**What needs to be done**
Only the lines from the one containing "Serialize everything readable" through the end of the entries should be repeated, exactly as they appear, first and last included.

**Entries**
# # # # # # #

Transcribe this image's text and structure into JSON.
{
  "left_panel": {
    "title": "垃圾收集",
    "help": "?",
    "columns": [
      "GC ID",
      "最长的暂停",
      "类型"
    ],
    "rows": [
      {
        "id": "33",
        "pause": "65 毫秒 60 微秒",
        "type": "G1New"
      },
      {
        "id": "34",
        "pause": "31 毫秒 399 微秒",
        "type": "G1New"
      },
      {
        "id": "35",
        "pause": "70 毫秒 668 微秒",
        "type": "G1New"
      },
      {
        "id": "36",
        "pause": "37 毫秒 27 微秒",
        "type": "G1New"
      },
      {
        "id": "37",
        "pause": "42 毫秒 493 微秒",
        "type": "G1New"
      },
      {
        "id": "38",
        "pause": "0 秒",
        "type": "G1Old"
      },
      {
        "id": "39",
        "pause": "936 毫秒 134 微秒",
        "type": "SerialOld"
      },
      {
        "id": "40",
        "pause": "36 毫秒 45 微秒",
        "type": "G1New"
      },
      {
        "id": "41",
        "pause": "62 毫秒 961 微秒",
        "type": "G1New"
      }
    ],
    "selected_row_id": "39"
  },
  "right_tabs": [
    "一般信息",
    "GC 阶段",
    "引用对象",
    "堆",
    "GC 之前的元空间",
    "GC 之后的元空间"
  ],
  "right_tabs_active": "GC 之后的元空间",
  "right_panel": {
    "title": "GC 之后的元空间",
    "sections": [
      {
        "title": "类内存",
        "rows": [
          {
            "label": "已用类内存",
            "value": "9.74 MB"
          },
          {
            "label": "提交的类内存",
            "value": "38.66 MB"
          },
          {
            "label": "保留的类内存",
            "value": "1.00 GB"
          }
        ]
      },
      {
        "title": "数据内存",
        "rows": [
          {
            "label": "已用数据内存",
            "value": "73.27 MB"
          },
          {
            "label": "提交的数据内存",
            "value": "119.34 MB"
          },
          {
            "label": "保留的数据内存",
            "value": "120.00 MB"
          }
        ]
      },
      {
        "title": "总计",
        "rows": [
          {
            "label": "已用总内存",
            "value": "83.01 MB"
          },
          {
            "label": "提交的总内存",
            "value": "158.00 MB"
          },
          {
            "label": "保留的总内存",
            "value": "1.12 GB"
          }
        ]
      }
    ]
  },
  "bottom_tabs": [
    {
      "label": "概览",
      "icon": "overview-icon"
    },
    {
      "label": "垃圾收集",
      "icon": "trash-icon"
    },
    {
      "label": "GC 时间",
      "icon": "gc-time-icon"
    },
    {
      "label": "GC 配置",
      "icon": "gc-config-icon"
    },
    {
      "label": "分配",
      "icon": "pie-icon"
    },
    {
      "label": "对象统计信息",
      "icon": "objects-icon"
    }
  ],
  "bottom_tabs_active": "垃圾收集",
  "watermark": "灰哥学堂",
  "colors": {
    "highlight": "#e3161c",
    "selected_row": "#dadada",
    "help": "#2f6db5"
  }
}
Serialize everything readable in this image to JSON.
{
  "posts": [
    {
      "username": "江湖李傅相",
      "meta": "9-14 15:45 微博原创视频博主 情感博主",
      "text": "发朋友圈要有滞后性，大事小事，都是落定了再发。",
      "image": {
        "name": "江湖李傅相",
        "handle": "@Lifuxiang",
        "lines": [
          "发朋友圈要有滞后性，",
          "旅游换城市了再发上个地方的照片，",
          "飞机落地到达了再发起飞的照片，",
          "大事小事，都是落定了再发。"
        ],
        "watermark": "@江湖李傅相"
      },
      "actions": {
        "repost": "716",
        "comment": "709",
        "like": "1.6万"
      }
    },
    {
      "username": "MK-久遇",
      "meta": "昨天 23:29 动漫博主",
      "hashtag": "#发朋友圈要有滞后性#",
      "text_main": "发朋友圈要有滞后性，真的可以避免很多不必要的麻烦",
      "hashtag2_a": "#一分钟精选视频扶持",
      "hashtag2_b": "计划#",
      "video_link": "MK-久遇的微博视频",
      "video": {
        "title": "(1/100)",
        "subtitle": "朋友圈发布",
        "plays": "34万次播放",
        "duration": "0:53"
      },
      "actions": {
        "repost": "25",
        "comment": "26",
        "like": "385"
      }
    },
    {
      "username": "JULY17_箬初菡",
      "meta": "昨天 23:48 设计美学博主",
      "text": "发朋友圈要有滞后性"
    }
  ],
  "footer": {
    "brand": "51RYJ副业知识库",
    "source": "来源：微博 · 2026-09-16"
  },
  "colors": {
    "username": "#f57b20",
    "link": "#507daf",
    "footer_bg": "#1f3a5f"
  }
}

# # # # # # #

**Final result**
Serialize everything readable in this image to JSON.
{
  "posts": [
    {
      "username": "江湖李傅相",
      "meta": "9-14 15:45 微博原创视频博主 情感博主",
      "text": "发朋友圈要有滞后性，大事小事，都是落定了再发。",
      "image": {
        "name": "江湖李傅相",
        "handle": "@Lifuxiang",
        "lines": [
          "发朋友圈要有滞后性，",
          "旅游换城市了再发上个地方的照片，",
          "飞机落地到达了再发起飞的照片，",
          "大事小事，都是落定了再发。"
        ],
        "watermark": "@江湖李傅相"
      },
      "actions": {
        "repost": "716",
        "comment": "709",
        "like": "1.6万"
      }
    },
    {
      "username": "MK-久遇",
      "meta": "昨天 23:29 动漫博主",
      "hashtag": "#发朋友圈要有滞后性#",
      "text_main": "发朋友圈要有滞后性，真的可以避免很多不必要的麻烦",
      "hashtag2_a": "#一分钟精选视频扶持",
      "hashtag2_b": "计划#",
      "video_link": "MK-久遇的微博视频",
      "video": {
        "title": "(1/100)",
        "subtitle": "朋友圈发布",
        "plays": "34万次播放",
        "duration": "0:53"
      },
      "actions": {
        "repost": "25",
        "comment": "26",
        "like": "385"
      }
    },
    {
      "username": "JULY17_箬初菡",
      "meta": "昨天 23:48 设计美学博主",
      "text": "发朋友圈要有滞后性"
    }
  ],
  "footer": {
    "brand": "51RYJ副业知识库",
    "source": "来源：微博 · 2026-09-16"
  },
  "colors": {
    "username": "#f57b20",
    "link": "#507daf",
    "footer_bg": "#1f3a5f"
  }
}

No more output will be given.